=== PROBLEM TO WORK ON ===
In your copy, repeat the records exactly and leave out the pictures.

=== RECORD SET ===
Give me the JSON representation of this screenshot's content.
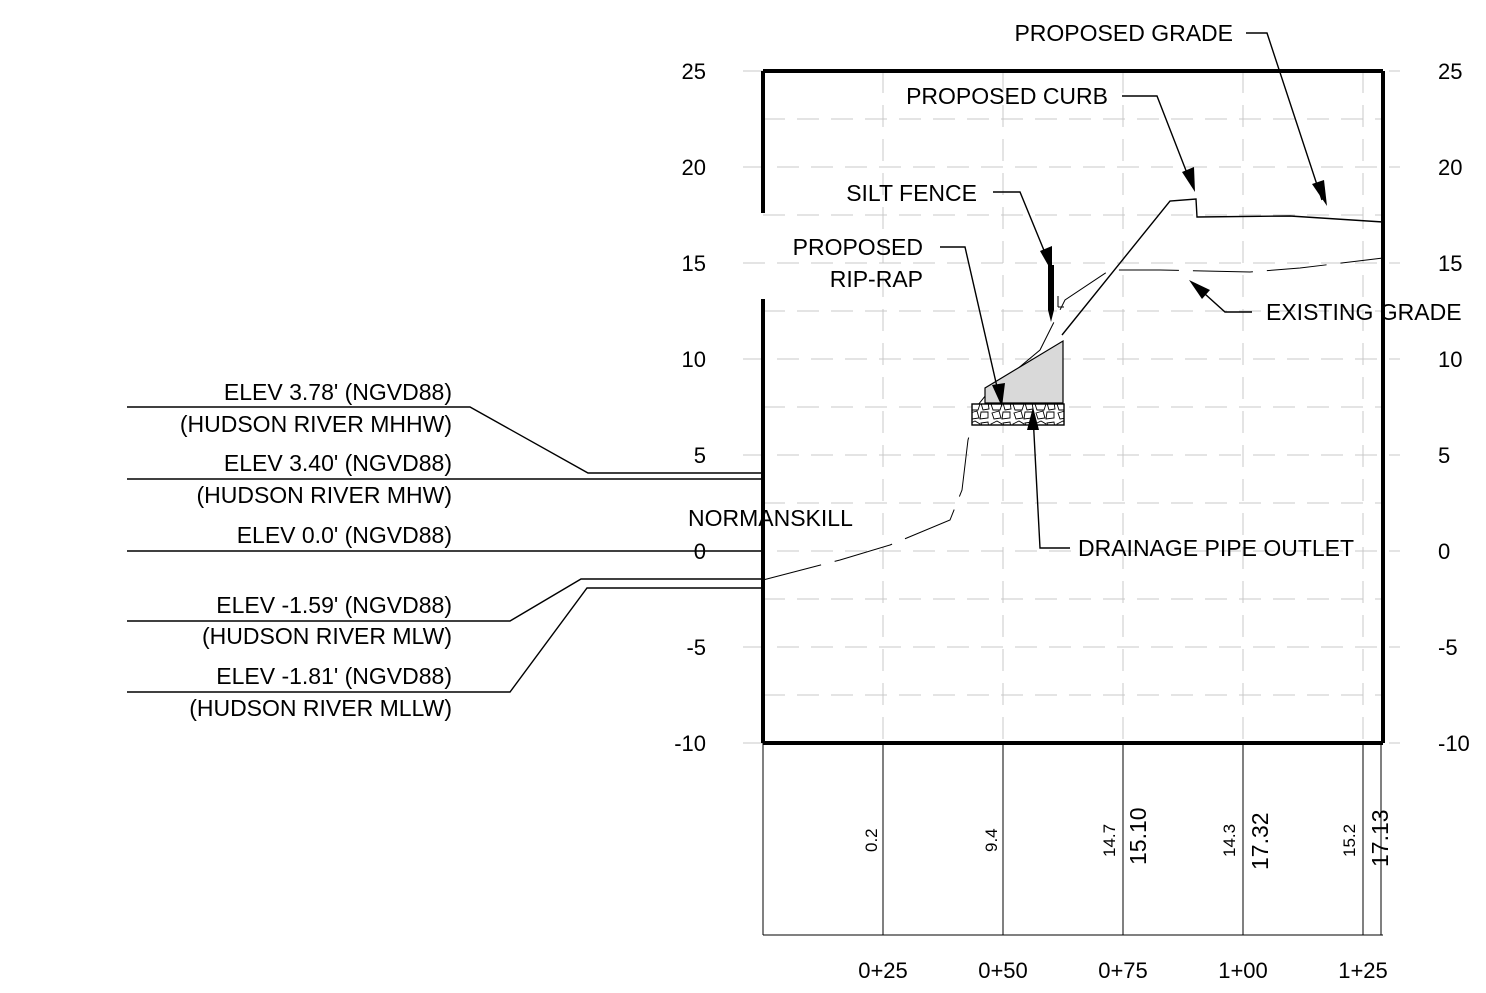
{
  "section": {
    "y_axis_ticks": [
      "25",
      "20",
      "15",
      "10",
      "5",
      "0",
      "-5",
      "-10"
    ],
    "y_axis_values": [
      25,
      20,
      15,
      10,
      5,
      0,
      -5,
      -10
    ],
    "stations": [
      "0+25",
      "0+50",
      "0+75",
      "1+00",
      "1+25"
    ],
    "existing_elevations": [
      "0.2",
      "9.4",
      "14.7",
      "14.3",
      "15.2"
    ],
    "proposed_elevations": [
      "15.10",
      "17.32",
      "17.13"
    ]
  },
  "callouts": {
    "proposed_grade": "PROPOSED GRADE",
    "proposed_curb": "PROPOSED CURB",
    "silt_fence": "SILT FENCE",
    "rip_rap_line1": "PROPOSED",
    "rip_rap_line2": "RIP-RAP",
    "existing_grade": "EXISTING GRADE",
    "drainage_outlet": "DRAINAGE PIPE OUTLET",
    "normanskill": "NORMANSKILL"
  },
  "water_levels": [
    {
      "elev": "ELEV 3.78' (NGVD88)",
      "desc": "(HUDSON RIVER MHHW)"
    },
    {
      "elev": "ELEV 3.40' (NGVD88)",
      "desc": "(HUDSON RIVER MHW)"
    },
    {
      "elev": "ELEV 0.0' (NGVD88)",
      "desc": ""
    },
    {
      "elev": "ELEV -1.59' (NGVD88)",
      "desc": "(HUDSON RIVER MLW)"
    },
    {
      "elev": "ELEV -1.81' (NGVD88)",
      "desc": "(HUDSON RIVER MLLW)"
    }
  ],
  "colors": {
    "line": "#000000",
    "grid": "#c8c8c8",
    "riprap_fill": "#d9d9d9"
  }
}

=== REPLY TO THE TASK ===
Give me the JSON representation of this screenshot's content.
{
  "section": {
    "y_axis_ticks": [
      "25",
      "20",
      "15",
      "10",
      "5",
      "0",
      "-5",
      "-10"
    ],
    "y_axis_values": [
      25,
      20,
      15,
      10,
      5,
      0,
      -5,
      -10
    ],
    "stations": [
      "0+25",
      "0+50",
      "0+75",
      "1+00",
      "1+25"
    ],
    "existing_elevations": [
      "0.2",
      "9.4",
      "14.7",
      "14.3",
      "15.2"
    ],
    "proposed_elevations": [
      "15.10",
      "17.32",
      "17.13"
    ]
  },
  "callouts": {
    "proposed_grade": "PROPOSED GRADE",
    "proposed_curb": "PROPOSED CURB",
    "silt_fence": "SILT FENCE",
    "rip_rap_line1": "PROPOSED",
    "rip_rap_line2": "RIP-RAP",
    "existing_grade": "EXISTING GRADE",
    "drainage_outlet": "DRAINAGE PIPE OUTLET",
    "normanskill": "NORMANSKILL"
  },
  "water_levels": [
    {
      "elev": "ELEV 3.78' (NGVD88)",
      "desc": "(HUDSON RIVER MHHW)"
    },
    {
      "elev": "ELEV 3.40' (NGVD88)",
      "desc": "(HUDSON RIVER MHW)"
    },
    {
      "elev": "ELEV 0.0' (NGVD88)",
      "desc": ""
    },
    {
      "elev": "ELEV -1.59' (NGVD88)",
      "desc": "(HUDSON RIVER MLW)"
    },
    {
      "elev": "ELEV -1.81' (NGVD88)",
      "desc": "(HUDSON RIVER MLLW)"
    }
  ],
  "colors": {
    "line": "#000000",
    "grid": "#c8c8c8",
    "riprap_fill": "#d9d9d9"
  }
}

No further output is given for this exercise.